Work to complete:
Find the lines containing "réception" and say how many there are, with no other words.

(Dataset items)
__________

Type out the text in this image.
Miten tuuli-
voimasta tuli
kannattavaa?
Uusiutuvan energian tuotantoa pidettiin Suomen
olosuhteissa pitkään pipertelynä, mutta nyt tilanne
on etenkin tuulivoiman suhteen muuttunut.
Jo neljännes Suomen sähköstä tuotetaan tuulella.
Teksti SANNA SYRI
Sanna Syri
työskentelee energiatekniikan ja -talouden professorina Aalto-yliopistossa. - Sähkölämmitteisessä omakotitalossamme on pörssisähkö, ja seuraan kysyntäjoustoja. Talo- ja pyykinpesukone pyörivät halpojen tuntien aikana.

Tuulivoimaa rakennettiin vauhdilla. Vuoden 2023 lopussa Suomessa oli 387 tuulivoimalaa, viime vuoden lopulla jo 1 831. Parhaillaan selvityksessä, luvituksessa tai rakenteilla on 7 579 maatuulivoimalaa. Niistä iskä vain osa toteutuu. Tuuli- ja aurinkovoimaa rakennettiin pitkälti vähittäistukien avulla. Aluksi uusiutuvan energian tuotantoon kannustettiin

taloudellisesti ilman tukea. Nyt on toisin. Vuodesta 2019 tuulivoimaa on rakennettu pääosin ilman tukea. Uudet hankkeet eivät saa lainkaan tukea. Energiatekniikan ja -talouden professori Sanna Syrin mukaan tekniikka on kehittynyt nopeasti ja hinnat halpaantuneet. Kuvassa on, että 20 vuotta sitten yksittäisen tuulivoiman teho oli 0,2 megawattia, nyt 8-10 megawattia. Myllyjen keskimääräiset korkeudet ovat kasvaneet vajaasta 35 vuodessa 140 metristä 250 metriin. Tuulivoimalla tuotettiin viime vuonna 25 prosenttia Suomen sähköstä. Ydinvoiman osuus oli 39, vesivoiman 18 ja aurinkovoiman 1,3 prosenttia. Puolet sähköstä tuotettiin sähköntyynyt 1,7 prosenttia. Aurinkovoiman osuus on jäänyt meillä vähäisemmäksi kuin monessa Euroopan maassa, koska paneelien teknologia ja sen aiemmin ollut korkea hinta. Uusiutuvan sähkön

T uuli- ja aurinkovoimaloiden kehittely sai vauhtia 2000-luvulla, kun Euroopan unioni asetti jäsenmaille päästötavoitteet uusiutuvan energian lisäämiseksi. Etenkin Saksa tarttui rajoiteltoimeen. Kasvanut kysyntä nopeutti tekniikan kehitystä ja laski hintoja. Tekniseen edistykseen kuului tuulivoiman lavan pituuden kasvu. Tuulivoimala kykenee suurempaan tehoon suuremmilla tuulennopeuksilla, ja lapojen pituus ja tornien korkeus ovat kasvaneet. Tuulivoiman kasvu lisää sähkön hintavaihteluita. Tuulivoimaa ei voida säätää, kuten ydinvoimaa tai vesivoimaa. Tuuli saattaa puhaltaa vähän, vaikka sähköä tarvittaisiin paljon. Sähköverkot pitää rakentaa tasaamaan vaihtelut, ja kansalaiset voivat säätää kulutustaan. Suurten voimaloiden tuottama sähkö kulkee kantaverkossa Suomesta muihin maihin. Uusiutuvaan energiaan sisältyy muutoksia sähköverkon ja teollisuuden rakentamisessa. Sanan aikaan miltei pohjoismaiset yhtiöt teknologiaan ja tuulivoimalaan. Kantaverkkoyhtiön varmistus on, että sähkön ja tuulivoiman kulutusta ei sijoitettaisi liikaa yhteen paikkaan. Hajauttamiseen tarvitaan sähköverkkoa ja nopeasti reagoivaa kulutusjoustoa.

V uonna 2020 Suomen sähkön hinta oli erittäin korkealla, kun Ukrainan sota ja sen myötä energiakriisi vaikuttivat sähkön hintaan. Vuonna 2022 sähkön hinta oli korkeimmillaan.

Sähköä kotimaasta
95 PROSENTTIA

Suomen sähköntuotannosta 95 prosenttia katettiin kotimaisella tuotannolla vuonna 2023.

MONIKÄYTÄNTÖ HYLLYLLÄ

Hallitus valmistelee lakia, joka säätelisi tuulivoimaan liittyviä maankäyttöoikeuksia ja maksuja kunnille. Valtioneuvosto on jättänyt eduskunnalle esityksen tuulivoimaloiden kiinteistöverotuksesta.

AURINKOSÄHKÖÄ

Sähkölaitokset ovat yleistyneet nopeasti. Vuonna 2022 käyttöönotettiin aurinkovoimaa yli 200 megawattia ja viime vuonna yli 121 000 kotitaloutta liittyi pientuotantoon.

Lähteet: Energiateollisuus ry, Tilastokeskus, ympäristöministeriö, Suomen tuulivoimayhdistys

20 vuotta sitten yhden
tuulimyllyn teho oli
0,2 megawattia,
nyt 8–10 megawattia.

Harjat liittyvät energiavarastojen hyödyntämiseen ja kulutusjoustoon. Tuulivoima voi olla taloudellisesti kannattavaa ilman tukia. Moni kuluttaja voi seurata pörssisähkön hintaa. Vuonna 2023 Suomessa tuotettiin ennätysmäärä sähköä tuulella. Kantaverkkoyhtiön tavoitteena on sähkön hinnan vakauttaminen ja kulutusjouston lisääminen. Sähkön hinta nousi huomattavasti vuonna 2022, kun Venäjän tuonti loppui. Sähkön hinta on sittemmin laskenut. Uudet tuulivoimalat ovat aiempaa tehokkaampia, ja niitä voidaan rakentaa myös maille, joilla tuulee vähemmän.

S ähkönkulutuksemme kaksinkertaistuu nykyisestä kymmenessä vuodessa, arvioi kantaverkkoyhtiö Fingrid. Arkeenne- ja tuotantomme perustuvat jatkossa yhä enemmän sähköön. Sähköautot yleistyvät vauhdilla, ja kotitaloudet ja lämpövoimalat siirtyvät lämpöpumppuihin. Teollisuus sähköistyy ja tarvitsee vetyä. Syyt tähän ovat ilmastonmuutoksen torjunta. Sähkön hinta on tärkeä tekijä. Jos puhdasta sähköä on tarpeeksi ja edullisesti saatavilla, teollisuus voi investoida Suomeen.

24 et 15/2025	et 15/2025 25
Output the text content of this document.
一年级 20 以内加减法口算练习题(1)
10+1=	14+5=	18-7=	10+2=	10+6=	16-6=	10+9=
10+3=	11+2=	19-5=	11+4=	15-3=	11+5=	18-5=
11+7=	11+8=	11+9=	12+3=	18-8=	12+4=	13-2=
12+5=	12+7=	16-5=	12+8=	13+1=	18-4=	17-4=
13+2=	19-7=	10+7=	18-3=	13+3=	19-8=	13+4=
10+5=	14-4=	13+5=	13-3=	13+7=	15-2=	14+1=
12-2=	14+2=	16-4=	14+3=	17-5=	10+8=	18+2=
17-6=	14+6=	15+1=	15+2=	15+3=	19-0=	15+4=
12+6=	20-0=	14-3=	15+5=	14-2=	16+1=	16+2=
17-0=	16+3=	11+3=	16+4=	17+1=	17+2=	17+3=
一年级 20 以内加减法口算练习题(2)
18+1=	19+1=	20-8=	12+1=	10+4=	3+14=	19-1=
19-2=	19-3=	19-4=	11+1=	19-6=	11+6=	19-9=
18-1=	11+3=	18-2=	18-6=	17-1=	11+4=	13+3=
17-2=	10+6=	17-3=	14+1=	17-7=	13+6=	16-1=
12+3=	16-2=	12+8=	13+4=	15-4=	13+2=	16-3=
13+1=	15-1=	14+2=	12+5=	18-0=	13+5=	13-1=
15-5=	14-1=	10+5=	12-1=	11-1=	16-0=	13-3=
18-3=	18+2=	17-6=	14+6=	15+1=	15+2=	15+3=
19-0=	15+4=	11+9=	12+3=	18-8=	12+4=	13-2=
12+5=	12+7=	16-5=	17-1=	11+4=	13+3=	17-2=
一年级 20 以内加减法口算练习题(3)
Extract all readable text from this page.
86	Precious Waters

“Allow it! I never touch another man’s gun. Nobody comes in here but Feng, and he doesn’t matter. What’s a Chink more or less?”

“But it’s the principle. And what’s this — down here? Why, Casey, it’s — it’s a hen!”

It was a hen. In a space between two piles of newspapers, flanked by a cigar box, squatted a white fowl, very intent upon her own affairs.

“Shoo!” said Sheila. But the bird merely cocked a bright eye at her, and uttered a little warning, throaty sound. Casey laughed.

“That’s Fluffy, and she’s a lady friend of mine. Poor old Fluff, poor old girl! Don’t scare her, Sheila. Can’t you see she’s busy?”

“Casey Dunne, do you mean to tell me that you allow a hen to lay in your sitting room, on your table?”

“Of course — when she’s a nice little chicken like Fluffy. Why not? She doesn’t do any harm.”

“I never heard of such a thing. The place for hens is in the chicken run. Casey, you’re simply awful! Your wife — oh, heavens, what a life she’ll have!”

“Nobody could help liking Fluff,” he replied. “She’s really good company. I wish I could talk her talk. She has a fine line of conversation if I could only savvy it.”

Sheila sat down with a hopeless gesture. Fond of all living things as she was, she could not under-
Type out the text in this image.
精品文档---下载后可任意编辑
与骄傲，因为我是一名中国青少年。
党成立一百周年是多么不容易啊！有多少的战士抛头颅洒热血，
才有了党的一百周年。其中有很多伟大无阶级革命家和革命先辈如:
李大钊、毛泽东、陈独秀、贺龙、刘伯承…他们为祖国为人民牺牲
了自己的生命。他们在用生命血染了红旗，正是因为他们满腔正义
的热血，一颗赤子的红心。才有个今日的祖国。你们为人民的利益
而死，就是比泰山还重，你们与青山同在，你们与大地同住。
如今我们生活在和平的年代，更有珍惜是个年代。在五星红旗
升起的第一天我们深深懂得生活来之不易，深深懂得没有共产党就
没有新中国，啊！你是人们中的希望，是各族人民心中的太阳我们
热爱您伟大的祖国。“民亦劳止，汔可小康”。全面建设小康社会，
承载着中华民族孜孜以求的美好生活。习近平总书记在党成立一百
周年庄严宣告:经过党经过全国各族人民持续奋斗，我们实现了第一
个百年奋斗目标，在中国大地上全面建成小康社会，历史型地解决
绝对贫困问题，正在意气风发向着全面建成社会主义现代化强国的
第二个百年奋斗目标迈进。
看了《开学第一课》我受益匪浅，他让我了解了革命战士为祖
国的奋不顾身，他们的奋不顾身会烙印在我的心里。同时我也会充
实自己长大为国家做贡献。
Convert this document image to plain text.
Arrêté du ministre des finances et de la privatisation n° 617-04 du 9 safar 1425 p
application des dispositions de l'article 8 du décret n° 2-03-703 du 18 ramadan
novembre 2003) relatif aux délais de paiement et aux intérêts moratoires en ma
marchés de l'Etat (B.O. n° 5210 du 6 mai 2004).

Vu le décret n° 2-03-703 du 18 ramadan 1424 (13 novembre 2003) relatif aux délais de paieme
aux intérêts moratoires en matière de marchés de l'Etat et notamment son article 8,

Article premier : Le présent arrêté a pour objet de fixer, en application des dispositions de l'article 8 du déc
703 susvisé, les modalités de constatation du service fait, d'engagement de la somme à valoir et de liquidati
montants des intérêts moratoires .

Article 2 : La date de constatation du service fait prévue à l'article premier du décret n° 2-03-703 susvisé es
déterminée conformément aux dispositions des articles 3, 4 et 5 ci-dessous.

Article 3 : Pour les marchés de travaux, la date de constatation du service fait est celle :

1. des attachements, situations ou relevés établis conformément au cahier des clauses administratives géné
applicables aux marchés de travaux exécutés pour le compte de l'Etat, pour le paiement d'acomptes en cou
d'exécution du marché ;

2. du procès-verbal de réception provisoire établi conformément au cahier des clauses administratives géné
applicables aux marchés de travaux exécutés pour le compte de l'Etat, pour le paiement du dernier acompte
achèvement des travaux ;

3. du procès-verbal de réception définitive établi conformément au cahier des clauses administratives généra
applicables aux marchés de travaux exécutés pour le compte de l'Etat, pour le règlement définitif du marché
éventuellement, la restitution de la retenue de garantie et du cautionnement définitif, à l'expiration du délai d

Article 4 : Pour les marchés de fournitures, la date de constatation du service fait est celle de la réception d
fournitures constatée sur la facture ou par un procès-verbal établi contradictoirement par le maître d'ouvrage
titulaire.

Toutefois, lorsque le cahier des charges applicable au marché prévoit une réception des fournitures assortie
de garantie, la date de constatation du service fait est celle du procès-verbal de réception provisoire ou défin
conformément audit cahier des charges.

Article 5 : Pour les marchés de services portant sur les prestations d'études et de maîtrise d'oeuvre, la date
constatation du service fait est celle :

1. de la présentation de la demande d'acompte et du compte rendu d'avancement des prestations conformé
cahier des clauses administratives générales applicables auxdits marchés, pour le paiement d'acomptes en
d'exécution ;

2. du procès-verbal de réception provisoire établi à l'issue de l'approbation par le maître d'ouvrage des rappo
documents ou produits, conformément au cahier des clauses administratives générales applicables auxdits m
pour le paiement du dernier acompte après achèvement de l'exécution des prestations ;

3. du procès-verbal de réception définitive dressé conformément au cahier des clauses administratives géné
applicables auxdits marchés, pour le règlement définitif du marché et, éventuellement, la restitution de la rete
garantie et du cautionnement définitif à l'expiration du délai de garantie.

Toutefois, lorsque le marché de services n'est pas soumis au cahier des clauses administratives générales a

__________

Exercise response:
7